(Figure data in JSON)
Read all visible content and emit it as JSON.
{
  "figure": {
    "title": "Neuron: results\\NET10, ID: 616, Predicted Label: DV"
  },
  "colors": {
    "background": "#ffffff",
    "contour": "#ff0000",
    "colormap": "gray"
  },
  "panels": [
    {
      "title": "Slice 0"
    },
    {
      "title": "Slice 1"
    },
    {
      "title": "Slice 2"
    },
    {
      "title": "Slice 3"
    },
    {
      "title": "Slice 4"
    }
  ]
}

...

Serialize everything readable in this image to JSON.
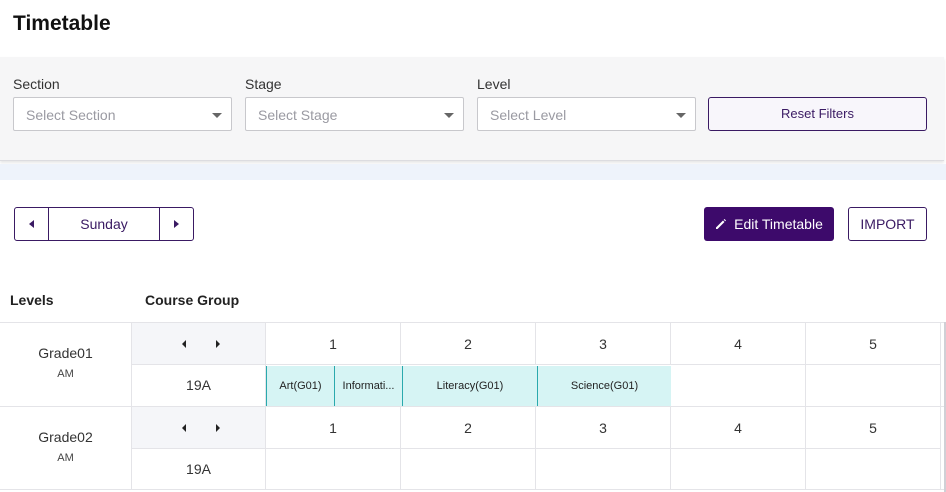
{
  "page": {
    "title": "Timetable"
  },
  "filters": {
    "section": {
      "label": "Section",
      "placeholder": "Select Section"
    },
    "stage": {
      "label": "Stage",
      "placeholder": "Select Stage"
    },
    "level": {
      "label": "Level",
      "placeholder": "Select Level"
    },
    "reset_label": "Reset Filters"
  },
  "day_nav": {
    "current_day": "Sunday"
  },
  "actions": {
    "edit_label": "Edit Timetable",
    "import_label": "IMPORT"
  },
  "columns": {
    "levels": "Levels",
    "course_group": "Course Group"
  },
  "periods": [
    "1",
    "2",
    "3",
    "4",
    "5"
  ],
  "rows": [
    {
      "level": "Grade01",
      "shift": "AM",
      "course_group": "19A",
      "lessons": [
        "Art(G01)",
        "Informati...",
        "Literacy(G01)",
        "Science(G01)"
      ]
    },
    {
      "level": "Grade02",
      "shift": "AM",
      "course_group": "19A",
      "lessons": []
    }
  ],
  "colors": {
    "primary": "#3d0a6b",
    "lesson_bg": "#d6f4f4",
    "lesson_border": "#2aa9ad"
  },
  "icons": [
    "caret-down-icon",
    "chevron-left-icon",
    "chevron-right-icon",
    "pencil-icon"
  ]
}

- EXERCISE AIM
Make a list of all lines in the data that contain "Select".

- EXERCISE OUTPUT
      "placeholder": "Select Section"
      "placeholder": "Select Stage"
      "placeholder": "Select Level"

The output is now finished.